Task requirements
An exact reproduction of the records is required, with all images left out.

━━ Entries supplied ━━

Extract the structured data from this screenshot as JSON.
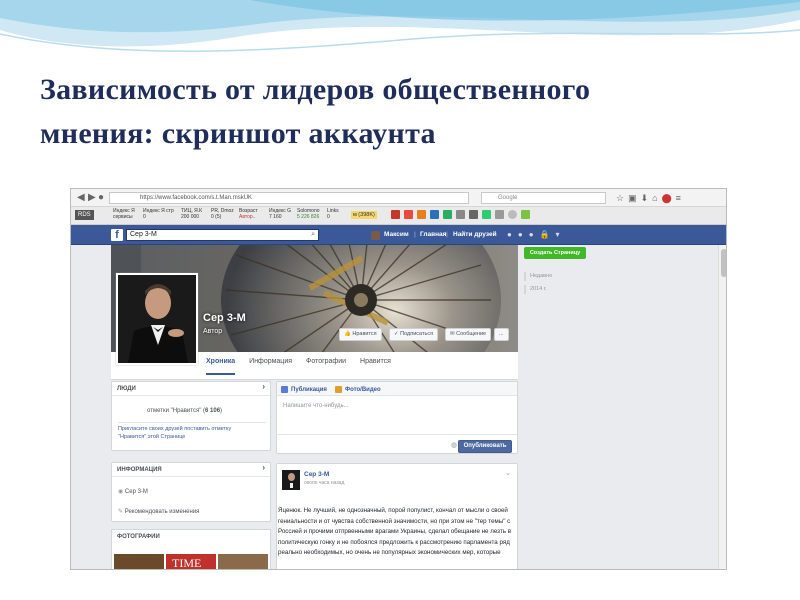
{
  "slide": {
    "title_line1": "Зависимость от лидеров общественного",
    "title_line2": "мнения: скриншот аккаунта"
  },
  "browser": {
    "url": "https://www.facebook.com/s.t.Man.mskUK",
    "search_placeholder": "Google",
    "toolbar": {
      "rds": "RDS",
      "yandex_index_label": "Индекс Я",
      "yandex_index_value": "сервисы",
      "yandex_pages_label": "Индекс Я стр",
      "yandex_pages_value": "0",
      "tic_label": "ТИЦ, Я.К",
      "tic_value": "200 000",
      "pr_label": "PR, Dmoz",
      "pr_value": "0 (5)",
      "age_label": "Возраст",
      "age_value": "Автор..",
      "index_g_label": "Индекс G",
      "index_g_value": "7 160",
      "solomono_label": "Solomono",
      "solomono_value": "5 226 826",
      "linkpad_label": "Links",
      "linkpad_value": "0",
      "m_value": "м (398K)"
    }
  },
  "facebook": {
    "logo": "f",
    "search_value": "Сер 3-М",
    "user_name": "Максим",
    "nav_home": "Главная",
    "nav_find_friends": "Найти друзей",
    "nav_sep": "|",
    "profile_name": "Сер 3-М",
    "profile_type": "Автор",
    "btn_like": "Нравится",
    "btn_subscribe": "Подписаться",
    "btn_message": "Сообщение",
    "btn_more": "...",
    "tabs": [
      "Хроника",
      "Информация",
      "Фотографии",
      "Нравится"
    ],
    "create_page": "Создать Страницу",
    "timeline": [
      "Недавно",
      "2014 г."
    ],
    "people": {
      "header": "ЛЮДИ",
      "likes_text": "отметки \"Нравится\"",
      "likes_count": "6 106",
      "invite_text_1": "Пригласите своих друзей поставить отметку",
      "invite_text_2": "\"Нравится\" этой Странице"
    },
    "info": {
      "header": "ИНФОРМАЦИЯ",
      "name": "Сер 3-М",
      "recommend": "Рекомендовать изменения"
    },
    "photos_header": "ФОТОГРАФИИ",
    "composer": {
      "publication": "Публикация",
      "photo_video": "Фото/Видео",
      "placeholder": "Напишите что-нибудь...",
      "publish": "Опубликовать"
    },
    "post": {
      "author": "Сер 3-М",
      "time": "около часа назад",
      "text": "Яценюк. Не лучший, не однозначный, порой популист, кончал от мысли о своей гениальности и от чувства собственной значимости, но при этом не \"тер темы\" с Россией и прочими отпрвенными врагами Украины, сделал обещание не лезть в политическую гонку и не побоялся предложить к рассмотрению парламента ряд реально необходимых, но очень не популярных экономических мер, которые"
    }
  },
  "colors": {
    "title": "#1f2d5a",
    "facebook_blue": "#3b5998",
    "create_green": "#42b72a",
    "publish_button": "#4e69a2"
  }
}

━━━

In response
Extract the structured data from this screenshot as JSON.
{
  "slide": {
    "title_line1": "Зависимость от лидеров общественного",
    "title_line2": "мнения: скриншот аккаунта"
  },
  "browser": {
    "url": "https://www.facebook.com/s.t.Man.mskUK",
    "search_placeholder": "Google",
    "toolbar": {
      "rds": "RDS",
      "yandex_index_label": "Индекс Я",
      "yandex_index_value": "сервисы",
      "yandex_pages_label": "Индекс Я стр",
      "yandex_pages_value": "0",
      "tic_label": "ТИЦ, Я.К",
      "tic_value": "200 000",
      "pr_label": "PR, Dmoz",
      "pr_value": "0 (5)",
      "age_label": "Возраст",
      "age_value": "Автор..",
      "index_g_label": "Индекс G",
      "index_g_value": "7 160",
      "solomono_label": "Solomono",
      "solomono_value": "5 226 826",
      "linkpad_label": "Links",
      "linkpad_value": "0",
      "m_value": "м (398K)"
    }
  },
  "facebook": {
    "logo": "f",
    "search_value": "Сер 3-М",
    "user_name": "Максим",
    "nav_home": "Главная",
    "nav_find_friends": "Найти друзей",
    "nav_sep": "|",
    "profile_name": "Сер 3-М",
    "profile_type": "Автор",
    "btn_like": "Нравится",
    "btn_subscribe": "Подписаться",
    "btn_message": "Сообщение",
    "btn_more": "...",
    "tabs": [
      "Хроника",
      "Информация",
      "Фотографии",
      "Нравится"
    ],
    "create_page": "Создать Страницу",
    "timeline": [
      "Недавно",
      "2014 г."
    ],
    "people": {
      "header": "ЛЮДИ",
      "likes_text": "отметки \"Нравится\"",
      "likes_count": "6 106",
      "invite_text_1": "Пригласите своих друзей поставить отметку",
      "invite_text_2": "\"Нравится\" этой Странице"
    },
    "info": {
      "header": "ИНФОРМАЦИЯ",
      "name": "Сер 3-М",
      "recommend": "Рекомендовать изменения"
    },
    "photos_header": "ФОТОГРАФИИ",
    "composer": {
      "publication": "Публикация",
      "photo_video": "Фото/Видео",
      "placeholder": "Напишите что-нибудь...",
      "publish": "Опубликовать"
    },
    "post": {
      "author": "Сер 3-М",
      "time": "около часа назад",
      "text": "Яценюк. Не лучший, не однозначный, порой популист, кончал от мысли о своей гениальности и от чувства собственной значимости, но при этом не \"тер темы\" с Россией и прочими отпрвенными врагами Украины, сделал обещание не лезть в политическую гонку и не побоялся предложить к рассмотрению парламента ряд реально необходимых, но очень не популярных экономических мер, которые"
    }
  },
  "colors": {
    "title": "#1f2d5a",
    "facebook_blue": "#3b5998",
    "create_green": "#42b72a",
    "publish_button": "#4e69a2"
  }
}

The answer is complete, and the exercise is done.